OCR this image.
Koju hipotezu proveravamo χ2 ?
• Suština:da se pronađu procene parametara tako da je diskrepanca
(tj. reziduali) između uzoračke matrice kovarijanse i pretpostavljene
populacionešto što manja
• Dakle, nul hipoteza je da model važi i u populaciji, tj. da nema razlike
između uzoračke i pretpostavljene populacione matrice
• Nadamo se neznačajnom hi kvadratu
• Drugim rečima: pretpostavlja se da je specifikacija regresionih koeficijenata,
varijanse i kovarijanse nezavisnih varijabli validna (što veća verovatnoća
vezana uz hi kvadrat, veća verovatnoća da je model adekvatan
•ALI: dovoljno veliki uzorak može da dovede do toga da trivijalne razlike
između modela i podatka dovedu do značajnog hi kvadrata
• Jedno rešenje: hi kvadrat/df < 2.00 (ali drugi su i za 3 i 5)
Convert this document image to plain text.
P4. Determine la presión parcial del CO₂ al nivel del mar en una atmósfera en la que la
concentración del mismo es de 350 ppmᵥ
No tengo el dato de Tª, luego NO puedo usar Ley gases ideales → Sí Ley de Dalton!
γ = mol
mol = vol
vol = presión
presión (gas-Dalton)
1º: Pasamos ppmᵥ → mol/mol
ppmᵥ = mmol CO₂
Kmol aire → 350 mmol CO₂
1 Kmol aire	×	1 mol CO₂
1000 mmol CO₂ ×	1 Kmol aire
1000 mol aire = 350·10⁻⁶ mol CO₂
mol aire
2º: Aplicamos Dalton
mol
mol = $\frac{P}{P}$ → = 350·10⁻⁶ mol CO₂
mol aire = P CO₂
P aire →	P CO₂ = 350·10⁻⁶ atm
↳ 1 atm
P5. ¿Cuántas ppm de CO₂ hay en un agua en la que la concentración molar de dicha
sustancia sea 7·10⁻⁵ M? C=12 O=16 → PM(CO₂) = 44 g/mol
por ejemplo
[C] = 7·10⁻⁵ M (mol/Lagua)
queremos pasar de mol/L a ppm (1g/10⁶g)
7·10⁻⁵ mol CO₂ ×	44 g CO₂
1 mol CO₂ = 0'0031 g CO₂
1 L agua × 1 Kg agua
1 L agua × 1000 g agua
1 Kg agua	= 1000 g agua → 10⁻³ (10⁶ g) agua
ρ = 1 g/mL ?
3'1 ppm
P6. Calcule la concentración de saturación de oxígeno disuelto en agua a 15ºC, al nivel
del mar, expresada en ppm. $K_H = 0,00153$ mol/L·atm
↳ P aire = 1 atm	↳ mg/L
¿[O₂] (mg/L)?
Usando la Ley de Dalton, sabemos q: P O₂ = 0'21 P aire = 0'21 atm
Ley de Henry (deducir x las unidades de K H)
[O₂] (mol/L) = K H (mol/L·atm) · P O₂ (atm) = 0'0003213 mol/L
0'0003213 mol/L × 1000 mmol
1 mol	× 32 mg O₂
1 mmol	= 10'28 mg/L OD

### Task requirements
Go back to the listing above and please repeat it exactly.

### Solution
OCR this image.
Koju hipotezu proveravamo χ2 ?
• Suština:da se pronađu procene parametara tako da je diskrepanca
(tj. reziduali) između uzoračke matrice kovarijanse i pretpostavljene
populacionešto što manja
• Dakle, nul hipoteza je da model važi i u populaciji, tj. da nema razlike
između uzoračke i pretpostavljene populacione matrice
• Nadamo se neznačajnom hi kvadratu
• Drugim rečima: pretpostavlja se da je specifikacija regresionih koeficijenata,
varijanse i kovarijanse nezavisnih varijabli validna (što veća verovatnoća
vezana uz hi kvadrat, veća verovatnoća da je model adekvatan
•ALI: dovoljno veliki uzorak može da dovede do toga da trivijalne razlike
između modela i podatka dovedu do značajnog hi kvadrata
• Jedno rešenje: hi kvadrat/df < 2.00 (ali drugi su i za 3 i 5)
Convert this document image to plain text.
P4. Determine la presión parcial del CO₂ al nivel del mar en una atmósfera en la que la
concentración del mismo es de 350 ppmᵥ
No tengo el dato de Tª, luego NO puedo usar Ley gases ideales → Sí Ley de Dalton!
γ = mol
mol = vol
vol = presión
presión (gas-Dalton)
1º: Pasamos ppmᵥ → mol/mol
ppmᵥ = mmol CO₂
Kmol aire → 350 mmol CO₂
1 Kmol aire	×	1 mol CO₂
1000 mmol CO₂ ×	1 Kmol aire
1000 mol aire = 350·10⁻⁶ mol CO₂
mol aire
2º: Aplicamos Dalton
mol
mol = $\frac{P}{P}$ → = 350·10⁻⁶ mol CO₂
mol aire = P CO₂
P aire →	P CO₂ = 350·10⁻⁶ atm
↳ 1 atm
P5. ¿Cuántas ppm de CO₂ hay en un agua en la que la concentración molar de dicha
sustancia sea 7·10⁻⁵ M? C=12 O=16 → PM(CO₂) = 44 g/mol
por ejemplo
[C] = 7·10⁻⁵ M (mol/Lagua)
queremos pasar de mol/L a ppm (1g/10⁶g)
7·10⁻⁵ mol CO₂ ×	44 g CO₂
1 mol CO₂ = 0'0031 g CO₂
1 L agua × 1 Kg agua
1 L agua × 1000 g agua
1 Kg agua	= 1000 g agua → 10⁻³ (10⁶ g) agua
ρ = 1 g/mL ?
3'1 ppm
P6. Calcule la concentración de saturación de oxígeno disuelto en agua a 15ºC, al nivel
del mar, expresada en ppm. $K_H = 0,00153$ mol/L·atm
↳ P aire = 1 atm	↳ mg/L
¿[O₂] (mg/L)?
Usando la Ley de Dalton, sabemos q: P O₂ = 0'21 P aire = 0'21 atm
Ley de Henry (deducir x las unidades de K H)
[O₂] (mol/L) = K H (mol/L·atm) · P O₂ (atm) = 0'0003213 mol/L
0'0003213 mol/L × 1000 mmol
1 mol	× 32 mg O₂
1 mmol	= 10'28 mg/L OD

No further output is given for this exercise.